#### REQUIRED WORK:
Skip every image and restate the data word for word.

#### RECORDS FOR THIS TASK:
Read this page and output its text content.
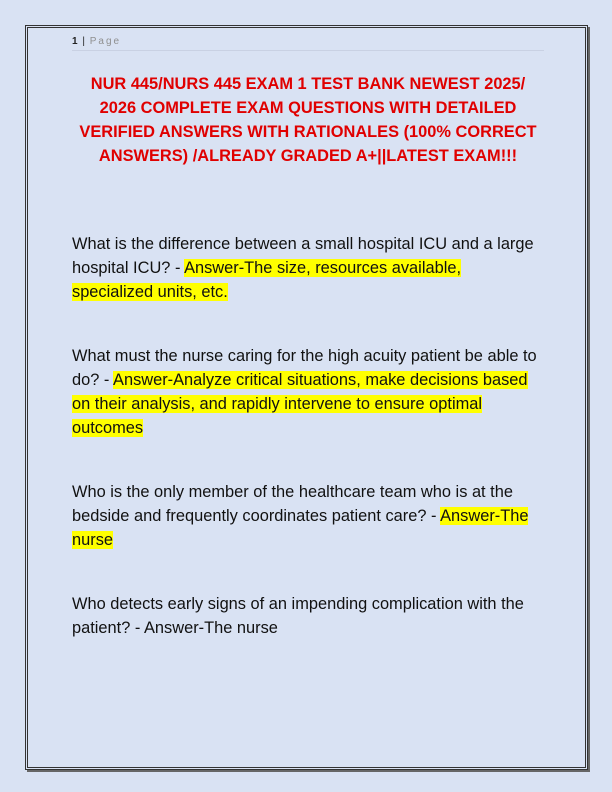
1 | Page
NUR 445/NURS 445 EXAM 1 TEST BANK NEWEST 2025/ 2026 COMPLETE EXAM QUESTIONS WITH DETAILED VERIFIED ANSWERS WITH RATIONALES (100% CORRECT ANSWERS) /ALREADY GRADED A+||LATEST EXAM!!!
What is the difference between a small hospital ICU and a large hospital ICU? - Answer-The size, resources available, specialized units, etc.
What must the nurse caring for the high acuity patient be able to do? - Answer-Analyze critical situations, make decisions based on their analysis, and rapidly intervene to ensure optimal outcomes
Who is the only member of the healthcare team who is at the bedside and frequently coordinates patient care? - Answer-The nurse
Who detects early signs of an impending complication with the patient? - Answer-The nurse
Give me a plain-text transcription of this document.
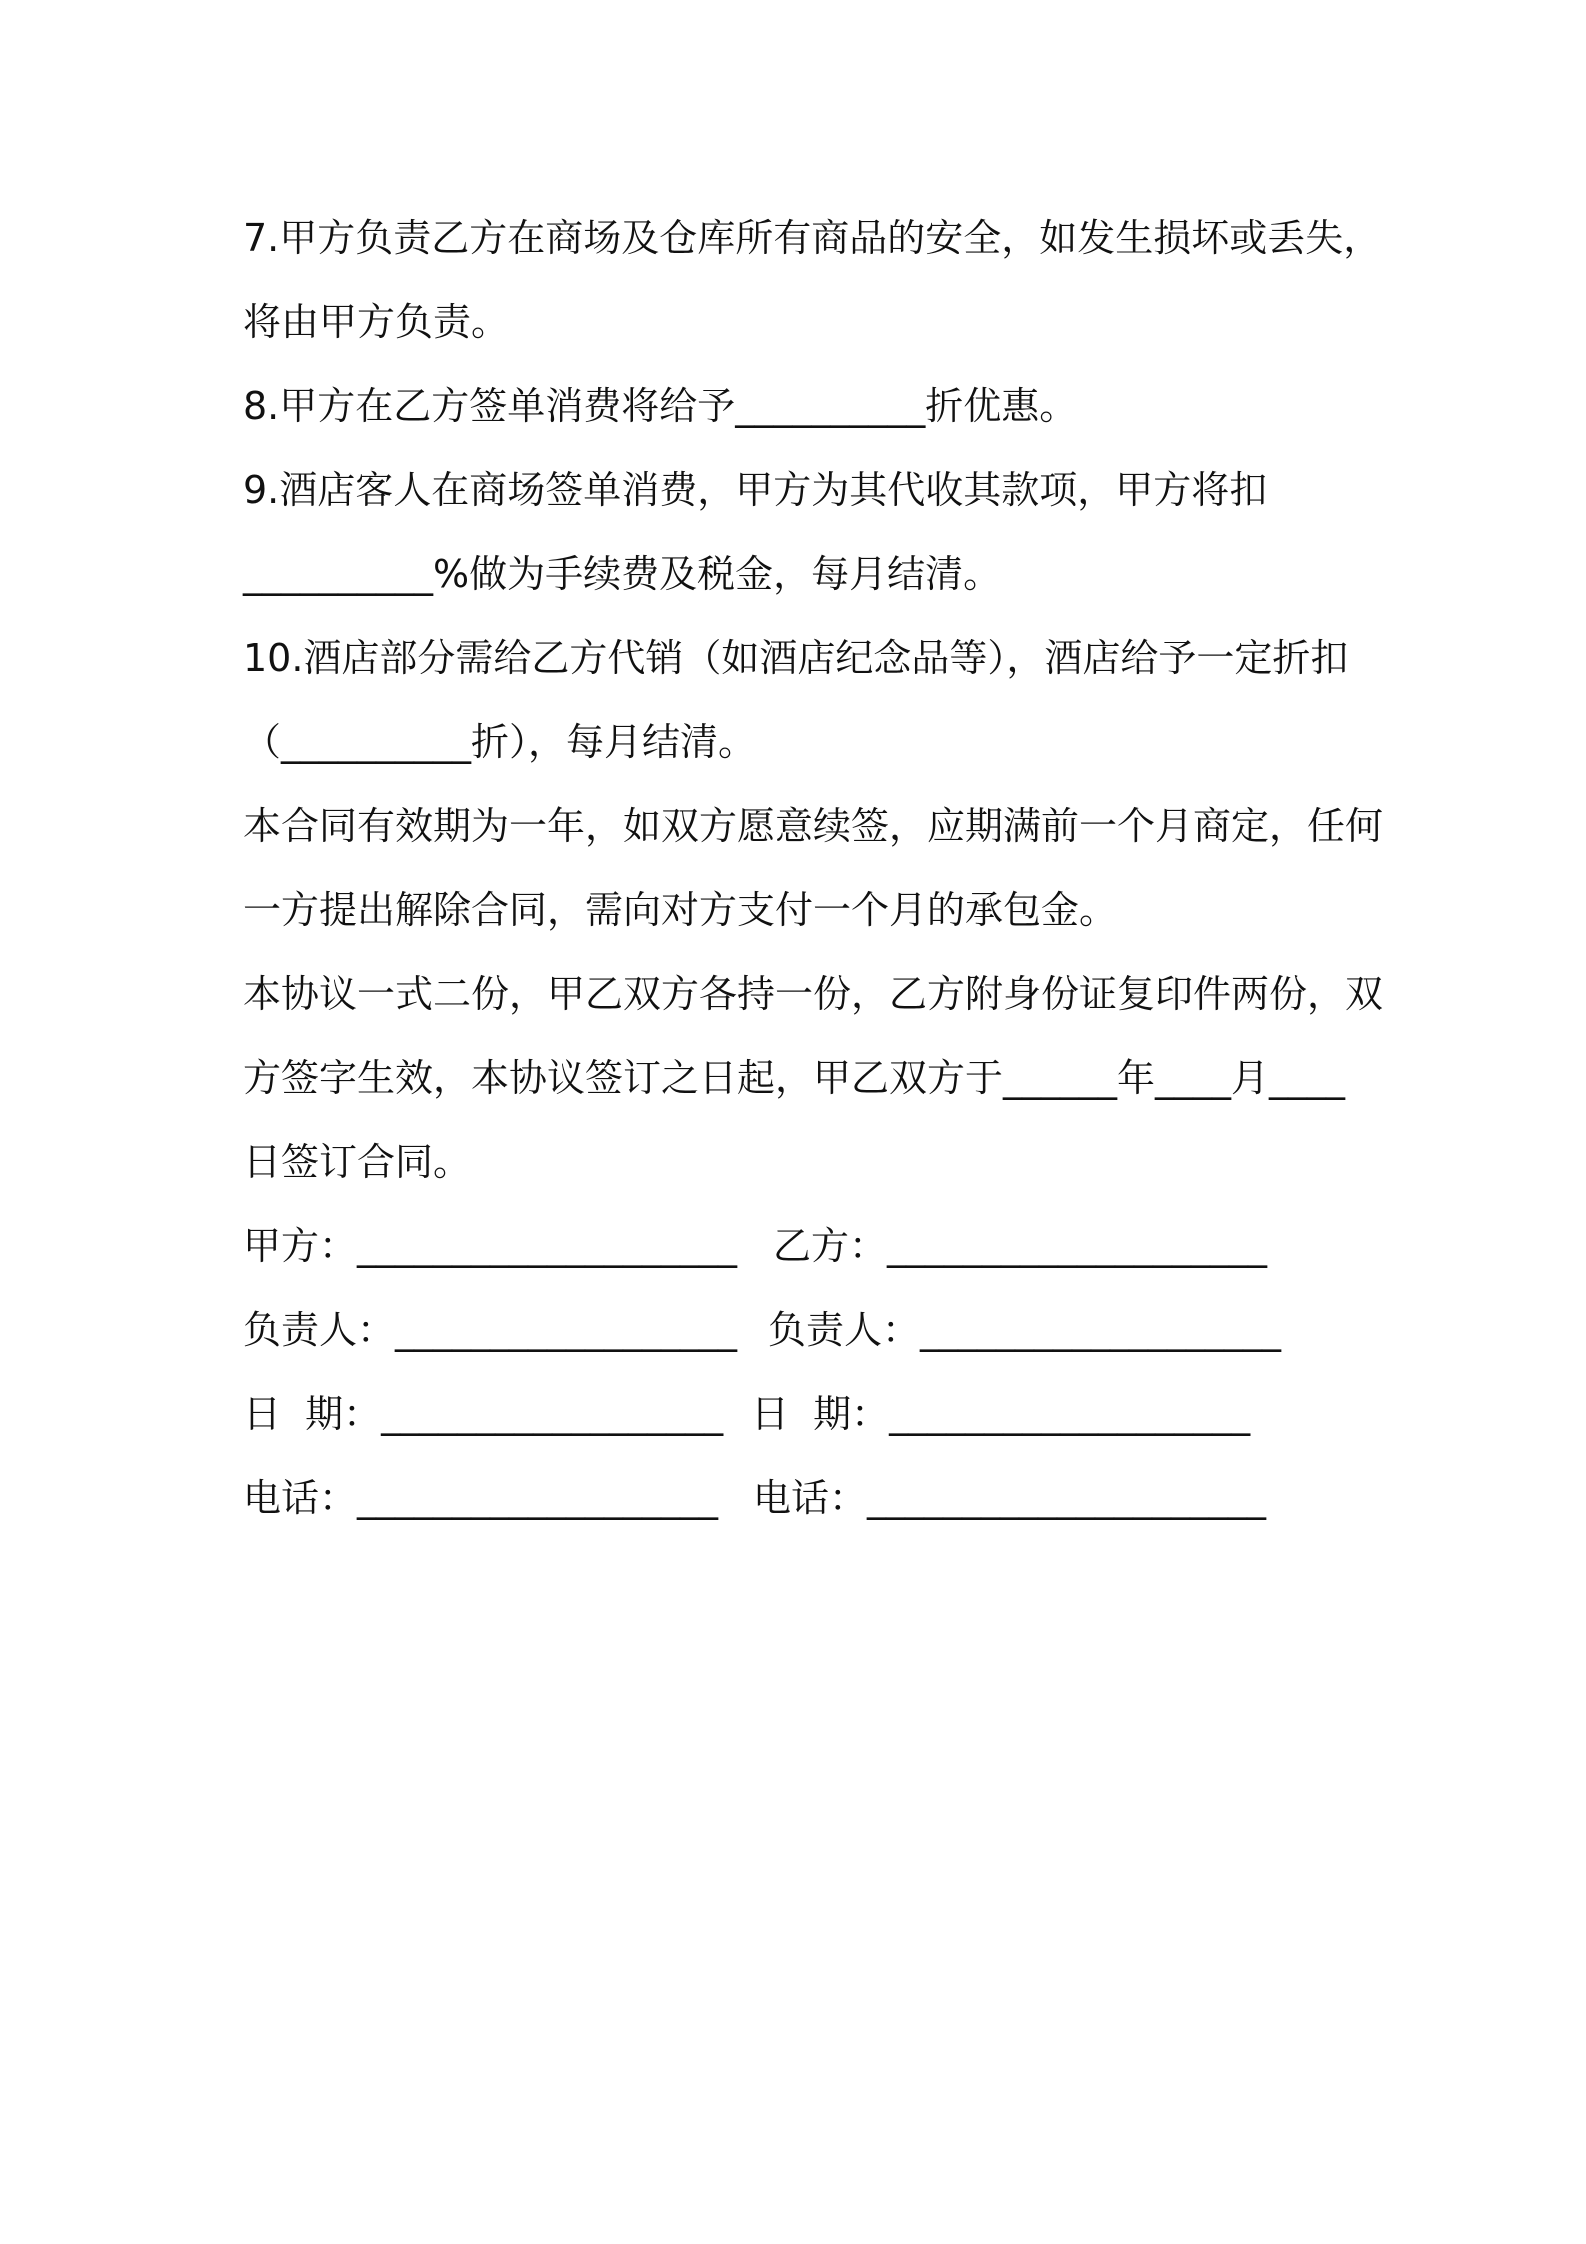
7.甲方负责乙方在商场及仓库所有商品的安全，如发生损坏或丢失，
将由甲方负责。
8.甲方在乙方签单消费将给予__________折优惠。
9.酒店客人在商场签单消费，甲方为其代收其款项，甲方将扣
__________%做为手续费及税金，每月结清。
10.酒店部分需给乙方代销（如酒店纪念品等），酒店给予一定折扣
（__________折），每月结清。
本合同有效期为一年，如双方愿意续签，应期满前一个月商定，任何
一方提出解除合同，需向对方支付一个月的承包金。
本协议一式二份，甲乙双方各持一份，乙方附身份证复印件两份，双
方签字生效，本协议签订之日起，甲乙双方于______年____月____
日签订合同。

甲方：____________________

乙方：____________________

负责人：__________________

负责人：___________________

日  期：__________________

日  期：___________________

电话：___________________

电话：_____________________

#### OUTPUT OF THE TASK:
Read this page and output its text content.
1 | Page
NUR 445/NURS 445 EXAM 1 TEST BANK NEWEST 2025/ 2026 COMPLETE EXAM QUESTIONS WITH DETAILED VERIFIED ANSWERS WITH RATIONALES (100% CORRECT ANSWERS) /ALREADY GRADED A+||LATEST EXAM!!!
What is the difference between a small hospital ICU and a large hospital ICU? - Answer-The size, resources available, specialized units, etc.
What must the nurse caring for the high acuity patient be able to do? - Answer-Analyze critical situations, make decisions based on their analysis, and rapidly intervene to ensure optimal outcomes
Who is the only member of the healthcare team who is at the bedside and frequently coordinates patient care? - Answer-The nurse
Who detects early signs of an impending complication with the patient? - Answer-The nurse
Give me a plain-text transcription of this document.
7.甲方负责乙方在商场及仓库所有商品的安全，如发生损坏或丢失，
将由甲方负责。
8.甲方在乙方签单消费将给予__________折优惠。
9.酒店客人在商场签单消费，甲方为其代收其款项，甲方将扣
__________%做为手续费及税金，每月结清。
10.酒店部分需给乙方代销（如酒店纪念品等），酒店给予一定折扣
（__________折），每月结清。
本合同有效期为一年，如双方愿意续签，应期满前一个月商定，任何
一方提出解除合同，需向对方支付一个月的承包金。
本协议一式二份，甲乙双方各持一份，乙方附身份证复印件两份，双
方签字生效，本协议签订之日起，甲乙双方于______年____月____
日签订合同。

甲方：____________________

乙方：____________________

负责人：__________________

负责人：___________________

日  期：__________________

日  期：___________________

电话：___________________

电话：_____________________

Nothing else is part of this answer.